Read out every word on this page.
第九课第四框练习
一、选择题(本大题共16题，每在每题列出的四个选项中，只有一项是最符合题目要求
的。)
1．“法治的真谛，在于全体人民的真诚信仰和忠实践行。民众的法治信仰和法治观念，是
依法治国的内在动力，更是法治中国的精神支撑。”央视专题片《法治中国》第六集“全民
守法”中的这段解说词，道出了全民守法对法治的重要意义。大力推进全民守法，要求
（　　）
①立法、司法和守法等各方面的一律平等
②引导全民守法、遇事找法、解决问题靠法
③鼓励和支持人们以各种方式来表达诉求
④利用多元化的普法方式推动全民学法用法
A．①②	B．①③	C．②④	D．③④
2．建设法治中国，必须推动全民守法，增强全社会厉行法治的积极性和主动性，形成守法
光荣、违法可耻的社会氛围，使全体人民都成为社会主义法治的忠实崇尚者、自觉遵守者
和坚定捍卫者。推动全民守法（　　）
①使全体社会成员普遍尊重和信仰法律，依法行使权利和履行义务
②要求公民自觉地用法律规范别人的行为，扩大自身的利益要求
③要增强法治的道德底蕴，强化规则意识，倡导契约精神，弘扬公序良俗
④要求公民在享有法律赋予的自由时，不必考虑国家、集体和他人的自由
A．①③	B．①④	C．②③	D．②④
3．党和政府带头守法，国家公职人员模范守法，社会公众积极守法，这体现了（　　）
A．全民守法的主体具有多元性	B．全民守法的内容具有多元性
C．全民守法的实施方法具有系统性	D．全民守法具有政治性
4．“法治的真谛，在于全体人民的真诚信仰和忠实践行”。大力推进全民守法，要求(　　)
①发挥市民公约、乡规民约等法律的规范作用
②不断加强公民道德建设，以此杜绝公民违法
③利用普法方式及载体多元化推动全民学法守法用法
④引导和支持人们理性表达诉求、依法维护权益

○ ○ ○ ○

» **Task prompt**
Copy out each line exactly as written.

» **Solution to this problem**
Read out every word on this page.
第九课第四框练习
一、选择题(本大题共16题，每在每题列出的四个选项中，只有一项是最符合题目要求
的。)
1．“法治的真谛，在于全体人民的真诚信仰和忠实践行。民众的法治信仰和法治观念，是
依法治国的内在动力，更是法治中国的精神支撑。”央视专题片《法治中国》第六集“全民
守法”中的这段解说词，道出了全民守法对法治的重要意义。大力推进全民守法，要求
（　　）
①立法、司法和守法等各方面的一律平等
②引导全民守法、遇事找法、解决问题靠法
③鼓励和支持人们以各种方式来表达诉求
④利用多元化的普法方式推动全民学法用法
A．①②	B．①③	C．②④	D．③④
2．建设法治中国，必须推动全民守法，增强全社会厉行法治的积极性和主动性，形成守法
光荣、违法可耻的社会氛围，使全体人民都成为社会主义法治的忠实崇尚者、自觉遵守者
和坚定捍卫者。推动全民守法（　　）
①使全体社会成员普遍尊重和信仰法律，依法行使权利和履行义务
②要求公民自觉地用法律规范别人的行为，扩大自身的利益要求
③要增强法治的道德底蕴，强化规则意识，倡导契约精神，弘扬公序良俗
④要求公民在享有法律赋予的自由时，不必考虑国家、集体和他人的自由
A．①③	B．①④	C．②③	D．②④
3．党和政府带头守法，国家公职人员模范守法，社会公众积极守法，这体现了（　　）
A．全民守法的主体具有多元性	B．全民守法的内容具有多元性
C．全民守法的实施方法具有系统性	D．全民守法具有政治性
4．“法治的真谛，在于全体人民的真诚信仰和忠实践行”。大力推进全民守法，要求(　　)
①发挥市民公约、乡规民约等法律的规范作用
②不断加强公民道德建设，以此杜绝公民违法
③利用普法方式及载体多元化推动全民学法守法用法
④引导和支持人们理性表达诉求、依法维护权益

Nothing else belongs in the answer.